Given request>
Reproduce the entries below in full, word for word.

Record excerpts>
-- begin --
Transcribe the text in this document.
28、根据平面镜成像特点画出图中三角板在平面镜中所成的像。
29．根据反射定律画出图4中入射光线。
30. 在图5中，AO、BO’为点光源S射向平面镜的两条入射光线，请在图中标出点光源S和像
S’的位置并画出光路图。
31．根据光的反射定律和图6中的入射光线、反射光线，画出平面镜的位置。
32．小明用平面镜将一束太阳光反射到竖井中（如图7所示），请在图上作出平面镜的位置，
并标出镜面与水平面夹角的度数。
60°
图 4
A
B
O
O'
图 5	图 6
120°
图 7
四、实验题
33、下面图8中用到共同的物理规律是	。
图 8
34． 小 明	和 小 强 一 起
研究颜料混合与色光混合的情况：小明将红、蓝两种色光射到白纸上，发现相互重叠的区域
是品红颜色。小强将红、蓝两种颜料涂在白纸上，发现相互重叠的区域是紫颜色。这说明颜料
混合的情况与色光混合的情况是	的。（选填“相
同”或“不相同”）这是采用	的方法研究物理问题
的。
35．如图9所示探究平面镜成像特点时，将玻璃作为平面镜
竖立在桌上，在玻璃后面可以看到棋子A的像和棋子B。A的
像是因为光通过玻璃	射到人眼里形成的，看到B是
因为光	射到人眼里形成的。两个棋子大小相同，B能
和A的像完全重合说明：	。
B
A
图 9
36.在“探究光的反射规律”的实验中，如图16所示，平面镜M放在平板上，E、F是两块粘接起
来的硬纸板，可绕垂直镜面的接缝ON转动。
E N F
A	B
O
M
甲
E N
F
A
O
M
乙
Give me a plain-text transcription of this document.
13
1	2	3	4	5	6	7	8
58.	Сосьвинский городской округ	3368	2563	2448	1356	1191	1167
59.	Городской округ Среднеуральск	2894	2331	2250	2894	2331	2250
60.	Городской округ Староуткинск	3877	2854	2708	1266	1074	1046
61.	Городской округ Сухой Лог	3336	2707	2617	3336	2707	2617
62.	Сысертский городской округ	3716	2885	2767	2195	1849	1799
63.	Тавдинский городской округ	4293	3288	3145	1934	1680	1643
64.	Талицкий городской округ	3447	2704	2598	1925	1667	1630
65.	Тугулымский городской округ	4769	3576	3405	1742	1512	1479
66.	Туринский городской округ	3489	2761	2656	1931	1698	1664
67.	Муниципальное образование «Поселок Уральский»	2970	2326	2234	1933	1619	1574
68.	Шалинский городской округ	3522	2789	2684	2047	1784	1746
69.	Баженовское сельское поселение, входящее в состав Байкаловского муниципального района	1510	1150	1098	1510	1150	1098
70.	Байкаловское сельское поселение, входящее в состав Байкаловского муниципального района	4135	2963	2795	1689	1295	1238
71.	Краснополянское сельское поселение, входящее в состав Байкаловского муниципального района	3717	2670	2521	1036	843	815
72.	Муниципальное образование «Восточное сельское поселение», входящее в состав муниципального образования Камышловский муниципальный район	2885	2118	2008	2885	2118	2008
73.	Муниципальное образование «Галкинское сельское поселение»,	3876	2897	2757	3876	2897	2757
-- end --
Solution for this exercise>
Transcribe the text in this document.
28、根据平面镜成像特点画出图中三角板在平面镜中所成的像。
29．根据反射定律画出图4中入射光线。
30. 在图5中，AO、BO’为点光源S射向平面镜的两条入射光线，请在图中标出点光源S和像
S’的位置并画出光路图。
31．根据光的反射定律和图6中的入射光线、反射光线，画出平面镜的位置。
32．小明用平面镜将一束太阳光反射到竖井中（如图7所示），请在图上作出平面镜的位置，
并标出镜面与水平面夹角的度数。
60°
图 4
A
B
O
O'
图 5	图 6
120°
图 7
四、实验题
33、下面图8中用到共同的物理规律是	。
图 8
34． 小 明	和 小 强 一 起
研究颜料混合与色光混合的情况：小明将红、蓝两种色光射到白纸上，发现相互重叠的区域
是品红颜色。小强将红、蓝两种颜料涂在白纸上，发现相互重叠的区域是紫颜色。这说明颜料
混合的情况与色光混合的情况是	的。（选填“相
同”或“不相同”）这是采用	的方法研究物理问题
的。
35．如图9所示探究平面镜成像特点时，将玻璃作为平面镜
竖立在桌上，在玻璃后面可以看到棋子A的像和棋子B。A的
像是因为光通过玻璃	射到人眼里形成的，看到B是
因为光	射到人眼里形成的。两个棋子大小相同，B能
和A的像完全重合说明：	。
B
A
图 9
36.在“探究光的反射规律”的实验中，如图16所示，平面镜M放在平板上，E、F是两块粘接起
来的硬纸板，可绕垂直镜面的接缝ON转动。
E N F
A	B
O
M
甲
E N
F
A
O
M
乙
Give me a plain-text transcription of this document.
13
1	2	3	4	5	6	7	8
58.	Сосьвинский городской округ	3368	2563	2448	1356	1191	1167
59.	Городской округ Среднеуральск	2894	2331	2250	2894	2331	2250
60.	Городской округ Староуткинск	3877	2854	2708	1266	1074	1046
61.	Городской округ Сухой Лог	3336	2707	2617	3336	2707	2617
62.	Сысертский городской округ	3716	2885	2767	2195	1849	1799
63.	Тавдинский городской округ	4293	3288	3145	1934	1680	1643
64.	Талицкий городской округ	3447	2704	2598	1925	1667	1630
65.	Тугулымский городской округ	4769	3576	3405	1742	1512	1479
66.	Туринский городской округ	3489	2761	2656	1931	1698	1664
67.	Муниципальное образование «Поселок Уральский»	2970	2326	2234	1933	1619	1574
68.	Шалинский городской округ	3522	2789	2684	2047	1784	1746
69.	Баженовское сельское поселение, входящее в состав Байкаловского муниципального района	1510	1150	1098	1510	1150	1098
70.	Байкаловское сельское поселение, входящее в состав Байкаловского муниципального района	4135	2963	2795	1689	1295	1238
71.	Краснополянское сельское поселение, входящее в состав Байкаловского муниципального района	3717	2670	2521	1036	843	815
72.	Муниципальное образование «Восточное сельское поселение», входящее в состав муниципального образования Камышловский муниципальный район	2885	2118	2008	2885	2118	2008
73.	Муниципальное образование «Галкинское сельское поселение»,	3876	2897	2757	3876	2897	2757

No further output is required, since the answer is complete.